WORK TO COMPLETE | Copy out, exactly as written, only the line containing "Convert this document image to plain text." and the lines after it through the end of the records.

--- START MATERIAL TO PROCESS ---

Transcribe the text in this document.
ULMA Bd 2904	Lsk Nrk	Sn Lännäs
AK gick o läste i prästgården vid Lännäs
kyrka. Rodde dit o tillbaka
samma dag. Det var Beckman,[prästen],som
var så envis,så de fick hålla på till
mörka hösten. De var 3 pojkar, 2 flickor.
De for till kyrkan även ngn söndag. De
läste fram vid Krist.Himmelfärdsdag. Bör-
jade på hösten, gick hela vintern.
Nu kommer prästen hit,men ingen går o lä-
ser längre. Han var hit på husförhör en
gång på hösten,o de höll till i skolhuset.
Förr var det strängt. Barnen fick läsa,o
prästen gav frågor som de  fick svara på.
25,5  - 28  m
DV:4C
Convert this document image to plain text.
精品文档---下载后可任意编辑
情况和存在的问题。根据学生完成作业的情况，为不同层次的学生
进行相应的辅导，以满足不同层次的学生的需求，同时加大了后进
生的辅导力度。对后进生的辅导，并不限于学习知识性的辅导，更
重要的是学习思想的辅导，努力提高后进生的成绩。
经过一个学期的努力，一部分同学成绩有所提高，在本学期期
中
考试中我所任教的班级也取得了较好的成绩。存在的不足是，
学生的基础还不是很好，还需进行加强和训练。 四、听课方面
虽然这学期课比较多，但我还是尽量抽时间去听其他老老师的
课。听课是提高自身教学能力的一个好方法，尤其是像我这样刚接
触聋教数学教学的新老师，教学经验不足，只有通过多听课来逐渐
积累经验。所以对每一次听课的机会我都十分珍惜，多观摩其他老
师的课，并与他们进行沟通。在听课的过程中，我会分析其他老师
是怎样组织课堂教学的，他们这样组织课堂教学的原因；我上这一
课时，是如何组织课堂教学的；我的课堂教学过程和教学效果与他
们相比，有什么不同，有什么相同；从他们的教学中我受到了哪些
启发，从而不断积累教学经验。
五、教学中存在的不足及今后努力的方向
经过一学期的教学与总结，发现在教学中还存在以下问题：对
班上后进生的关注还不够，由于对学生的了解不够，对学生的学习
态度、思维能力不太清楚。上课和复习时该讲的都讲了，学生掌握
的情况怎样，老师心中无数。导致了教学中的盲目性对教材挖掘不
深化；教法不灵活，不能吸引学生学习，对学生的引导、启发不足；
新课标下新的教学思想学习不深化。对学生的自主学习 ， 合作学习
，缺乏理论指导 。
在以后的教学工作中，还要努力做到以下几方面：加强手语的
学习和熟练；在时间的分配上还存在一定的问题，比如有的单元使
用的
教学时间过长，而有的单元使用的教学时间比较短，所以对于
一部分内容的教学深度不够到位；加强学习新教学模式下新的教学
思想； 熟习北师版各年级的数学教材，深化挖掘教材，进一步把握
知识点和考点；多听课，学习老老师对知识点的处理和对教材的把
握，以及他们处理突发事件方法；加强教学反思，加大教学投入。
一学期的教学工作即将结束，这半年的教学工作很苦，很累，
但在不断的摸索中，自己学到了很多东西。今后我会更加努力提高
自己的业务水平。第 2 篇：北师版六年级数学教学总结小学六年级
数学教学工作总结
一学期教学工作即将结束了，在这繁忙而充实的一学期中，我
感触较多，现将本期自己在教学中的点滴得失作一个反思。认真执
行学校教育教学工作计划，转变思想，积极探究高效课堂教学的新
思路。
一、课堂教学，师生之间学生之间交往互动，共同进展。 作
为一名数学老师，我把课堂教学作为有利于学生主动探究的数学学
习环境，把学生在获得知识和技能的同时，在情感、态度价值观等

--- END MATERIAL TO PROCESS ---

EXPECTED ANSWER |
Convert this document image to plain text.
精品文档---下载后可任意编辑
情况和存在的问题。根据学生完成作业的情况，为不同层次的学生
进行相应的辅导，以满足不同层次的学生的需求，同时加大了后进
生的辅导力度。对后进生的辅导，并不限于学习知识性的辅导，更
重要的是学习思想的辅导，努力提高后进生的成绩。
经过一个学期的努力，一部分同学成绩有所提高，在本学期期
中
考试中我所任教的班级也取得了较好的成绩。存在的不足是，
学生的基础还不是很好，还需进行加强和训练。 四、听课方面
虽然这学期课比较多，但我还是尽量抽时间去听其他老老师的
课。听课是提高自身教学能力的一个好方法，尤其是像我这样刚接
触聋教数学教学的新老师，教学经验不足，只有通过多听课来逐渐
积累经验。所以对每一次听课的机会我都十分珍惜，多观摩其他老
师的课，并与他们进行沟通。在听课的过程中，我会分析其他老师
是怎样组织课堂教学的，他们这样组织课堂教学的原因；我上这一
课时，是如何组织课堂教学的；我的课堂教学过程和教学效果与他
们相比，有什么不同，有什么相同；从他们的教学中我受到了哪些
启发，从而不断积累教学经验。
五、教学中存在的不足及今后努力的方向
经过一学期的教学与总结，发现在教学中还存在以下问题：对
班上后进生的关注还不够，由于对学生的了解不够，对学生的学习
态度、思维能力不太清楚。上课和复习时该讲的都讲了，学生掌握
的情况怎样，老师心中无数。导致了教学中的盲目性对教材挖掘不
深化；教法不灵活，不能吸引学生学习，对学生的引导、启发不足；
新课标下新的教学思想学习不深化。对学生的自主学习 ， 合作学习
，缺乏理论指导 。
在以后的教学工作中，还要努力做到以下几方面：加强手语的
学习和熟练；在时间的分配上还存在一定的问题，比如有的单元使
用的
教学时间过长，而有的单元使用的教学时间比较短，所以对于
一部分内容的教学深度不够到位；加强学习新教学模式下新的教学
思想； 熟习北师版各年级的数学教材，深化挖掘教材，进一步把握
知识点和考点；多听课，学习老老师对知识点的处理和对教材的把
握，以及他们处理突发事件方法；加强教学反思，加大教学投入。
一学期的教学工作即将结束，这半年的教学工作很苦，很累，
但在不断的摸索中，自己学到了很多东西。今后我会更加努力提高
自己的业务水平。第 2 篇：北师版六年级数学教学总结小学六年级
数学教学工作总结
一学期教学工作即将结束了，在这繁忙而充实的一学期中，我
感触较多，现将本期自己在教学中的点滴得失作一个反思。认真执
行学校教育教学工作计划，转变思想，积极探究高效课堂教学的新
思路。
一、课堂教学，师生之间学生之间交往互动，共同进展。 作
为一名数学老师，我把课堂教学作为有利于学生主动探究的数学学
习环境，把学生在获得知识和技能的同时，在情感、态度价值观等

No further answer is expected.